Exercise instructions –
Find and copy each line of the records where the string "driver" shows up.

** Start of Given records **

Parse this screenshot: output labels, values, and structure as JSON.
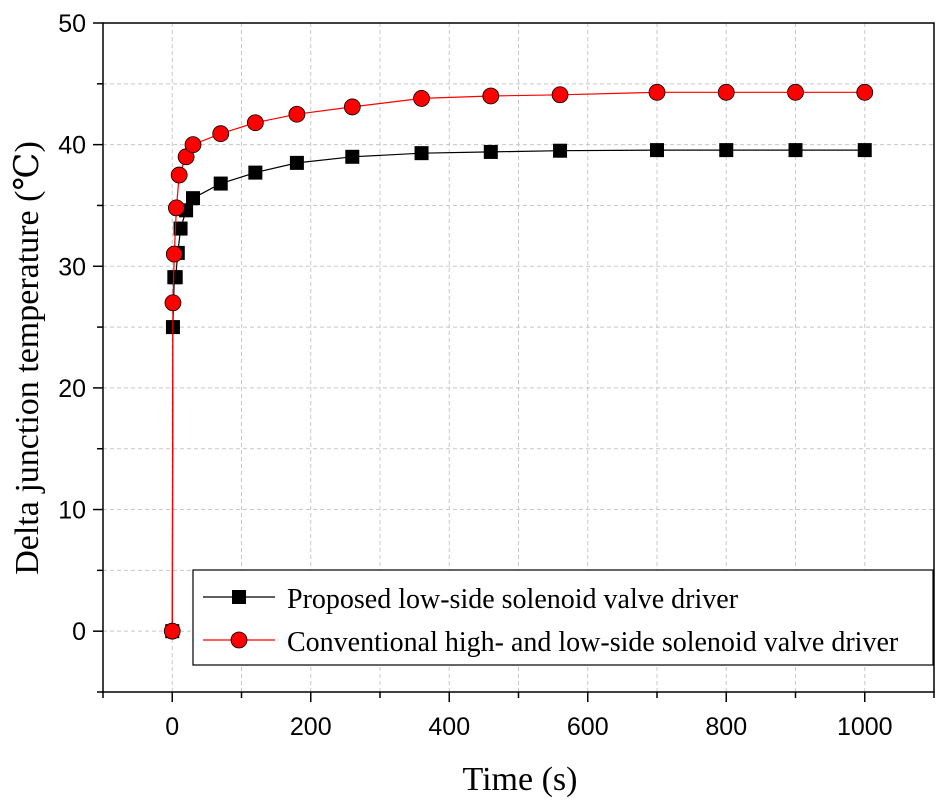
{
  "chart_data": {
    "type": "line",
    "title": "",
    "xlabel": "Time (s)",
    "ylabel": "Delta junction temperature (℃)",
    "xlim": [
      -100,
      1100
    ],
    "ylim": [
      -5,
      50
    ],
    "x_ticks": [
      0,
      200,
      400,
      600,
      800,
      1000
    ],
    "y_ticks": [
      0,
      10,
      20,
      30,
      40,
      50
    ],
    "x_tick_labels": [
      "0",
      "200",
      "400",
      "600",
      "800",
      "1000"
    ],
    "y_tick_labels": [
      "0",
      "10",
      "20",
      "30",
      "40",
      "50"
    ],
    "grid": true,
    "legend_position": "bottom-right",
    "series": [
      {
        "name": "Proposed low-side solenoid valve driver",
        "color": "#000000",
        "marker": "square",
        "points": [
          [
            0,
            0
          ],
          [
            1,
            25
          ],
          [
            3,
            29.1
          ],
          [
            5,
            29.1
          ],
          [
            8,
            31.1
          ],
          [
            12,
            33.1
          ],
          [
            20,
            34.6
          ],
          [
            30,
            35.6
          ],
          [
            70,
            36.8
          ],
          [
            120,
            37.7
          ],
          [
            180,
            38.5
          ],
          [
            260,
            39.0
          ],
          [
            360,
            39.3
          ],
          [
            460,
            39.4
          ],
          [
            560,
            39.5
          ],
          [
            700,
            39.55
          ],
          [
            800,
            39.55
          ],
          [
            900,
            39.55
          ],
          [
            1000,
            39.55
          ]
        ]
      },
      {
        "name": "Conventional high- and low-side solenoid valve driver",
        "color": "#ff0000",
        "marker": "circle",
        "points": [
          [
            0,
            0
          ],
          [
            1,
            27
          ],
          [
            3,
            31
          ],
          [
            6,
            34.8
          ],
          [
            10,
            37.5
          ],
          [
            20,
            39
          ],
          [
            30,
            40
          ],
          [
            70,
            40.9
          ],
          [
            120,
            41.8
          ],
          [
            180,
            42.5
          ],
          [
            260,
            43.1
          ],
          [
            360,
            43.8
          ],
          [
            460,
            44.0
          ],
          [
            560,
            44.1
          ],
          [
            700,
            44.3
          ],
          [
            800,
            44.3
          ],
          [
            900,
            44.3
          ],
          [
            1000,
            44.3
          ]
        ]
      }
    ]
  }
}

** End of Given records **

Exercise output –
        "name": "Proposed low-side solenoid valve driver",
        "name": "Conventional high- and low-side solenoid valve driver",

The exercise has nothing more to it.